» **WHAT IS EXPECTED**
Reproduce the listing exactly and skip over any pictures.

Start PROVIDED DATA

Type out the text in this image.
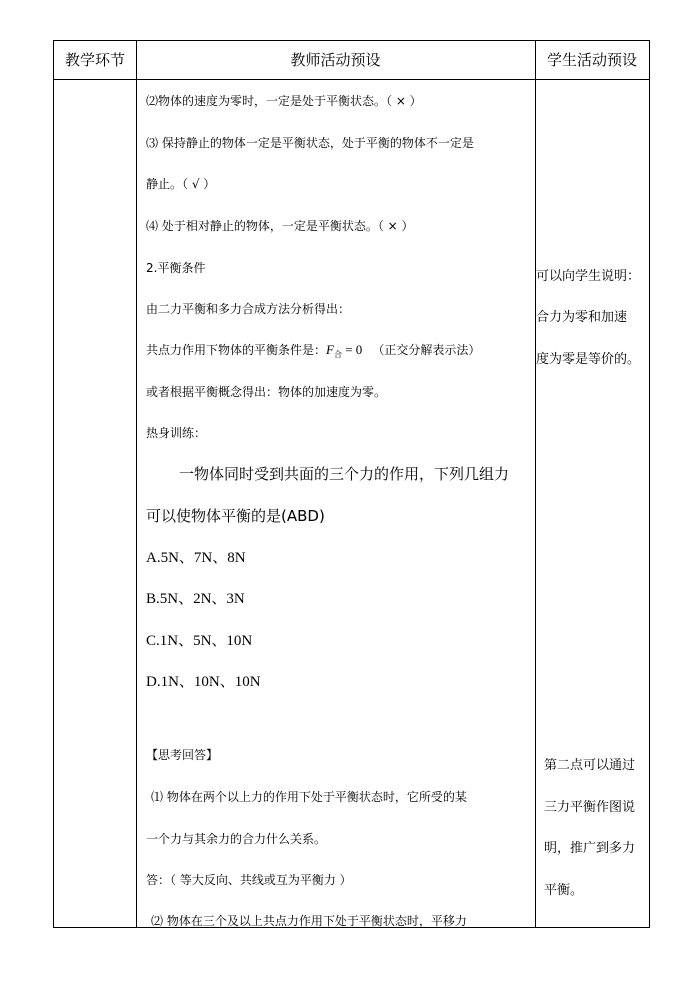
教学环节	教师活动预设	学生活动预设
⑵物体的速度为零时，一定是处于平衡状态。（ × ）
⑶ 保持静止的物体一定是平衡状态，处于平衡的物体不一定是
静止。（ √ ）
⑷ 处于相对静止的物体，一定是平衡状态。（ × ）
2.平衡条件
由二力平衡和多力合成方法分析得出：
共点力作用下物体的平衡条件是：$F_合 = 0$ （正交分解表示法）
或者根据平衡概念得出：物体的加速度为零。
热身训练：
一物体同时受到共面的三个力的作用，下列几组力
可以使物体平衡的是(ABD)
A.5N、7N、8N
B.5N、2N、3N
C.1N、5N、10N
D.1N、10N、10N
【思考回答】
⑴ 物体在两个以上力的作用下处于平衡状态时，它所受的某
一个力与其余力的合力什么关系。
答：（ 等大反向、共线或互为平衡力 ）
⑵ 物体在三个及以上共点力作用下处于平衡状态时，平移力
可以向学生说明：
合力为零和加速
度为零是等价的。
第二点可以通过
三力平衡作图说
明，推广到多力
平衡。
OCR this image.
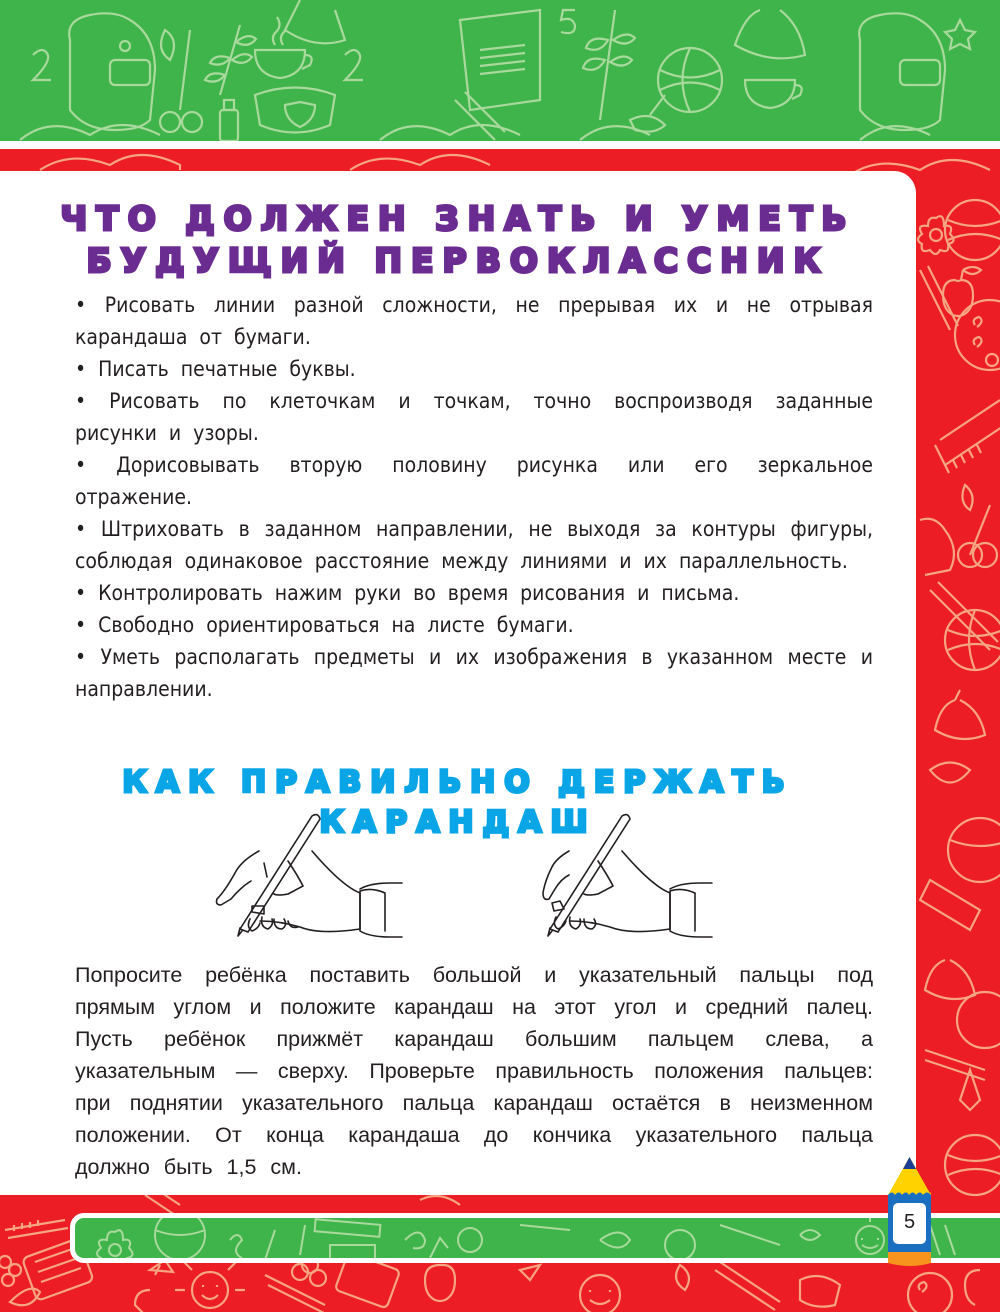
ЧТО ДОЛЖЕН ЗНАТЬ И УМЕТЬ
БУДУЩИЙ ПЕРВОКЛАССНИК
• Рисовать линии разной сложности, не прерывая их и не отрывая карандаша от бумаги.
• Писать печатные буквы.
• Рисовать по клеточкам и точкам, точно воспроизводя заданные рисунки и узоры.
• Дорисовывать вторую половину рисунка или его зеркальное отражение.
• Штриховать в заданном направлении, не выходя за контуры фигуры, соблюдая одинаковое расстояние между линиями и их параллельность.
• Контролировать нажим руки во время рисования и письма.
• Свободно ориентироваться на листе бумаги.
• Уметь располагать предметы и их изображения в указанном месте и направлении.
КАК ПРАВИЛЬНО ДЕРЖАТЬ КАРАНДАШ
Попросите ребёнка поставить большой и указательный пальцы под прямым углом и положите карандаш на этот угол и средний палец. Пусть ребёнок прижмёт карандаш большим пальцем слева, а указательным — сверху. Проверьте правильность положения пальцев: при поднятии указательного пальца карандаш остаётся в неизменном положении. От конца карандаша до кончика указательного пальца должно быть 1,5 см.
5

End PROVIDED DATA

» **COMPLETED TASK**
Type out the text in this image.
教学环节	教师活动预设	学生活动预设
⑵物体的速度为零时，一定是处于平衡状态。（ × ）
⑶ 保持静止的物体一定是平衡状态，处于平衡的物体不一定是
静止。（ √ ）
⑷ 处于相对静止的物体，一定是平衡状态。（ × ）
2.平衡条件
由二力平衡和多力合成方法分析得出：
共点力作用下物体的平衡条件是：$F_合 = 0$ （正交分解表示法）
或者根据平衡概念得出：物体的加速度为零。
热身训练：
一物体同时受到共面的三个力的作用，下列几组力
可以使物体平衡的是(ABD)
A.5N、7N、8N
B.5N、2N、3N
C.1N、5N、10N
D.1N、10N、10N
【思考回答】
⑴ 物体在两个以上力的作用下处于平衡状态时，它所受的某
一个力与其余力的合力什么关系。
答：（ 等大反向、共线或互为平衡力 ）
⑵ 物体在三个及以上共点力作用下处于平衡状态时，平移力
可以向学生说明：
合力为零和加速
度为零是等价的。
第二点可以通过
三力平衡作图说
明，推广到多力
平衡。
OCR this image.
ЧТО ДОЛЖЕН ЗНАТЬ И УМЕТЬ
БУДУЩИЙ ПЕРВОКЛАССНИК
• Рисовать линии разной сложности, не прерывая их и не отрывая карандаша от бумаги.
• Писать печатные буквы.
• Рисовать по клеточкам и точкам, точно воспроизводя заданные рисунки и узоры.
• Дорисовывать вторую половину рисунка или его зеркальное отражение.
• Штриховать в заданном направлении, не выходя за контуры фигуры, соблюдая одинаковое расстояние между линиями и их параллельность.
• Контролировать нажим руки во время рисования и письма.
• Свободно ориентироваться на листе бумаги.
• Уметь располагать предметы и их изображения в указанном месте и направлении.
КАК ПРАВИЛЬНО ДЕРЖАТЬ КАРАНДАШ
Попросите ребёнка поставить большой и указательный пальцы под прямым углом и положите карандаш на этот угол и средний палец. Пусть ребёнок прижмёт карандаш большим пальцем слева, а указательным — сверху. Проверьте правильность положения пальцев: при поднятии указательного пальца карандаш остаётся в неизменном положении. От конца карандаша до кончика указательного пальца должно быть 1,5 см.
5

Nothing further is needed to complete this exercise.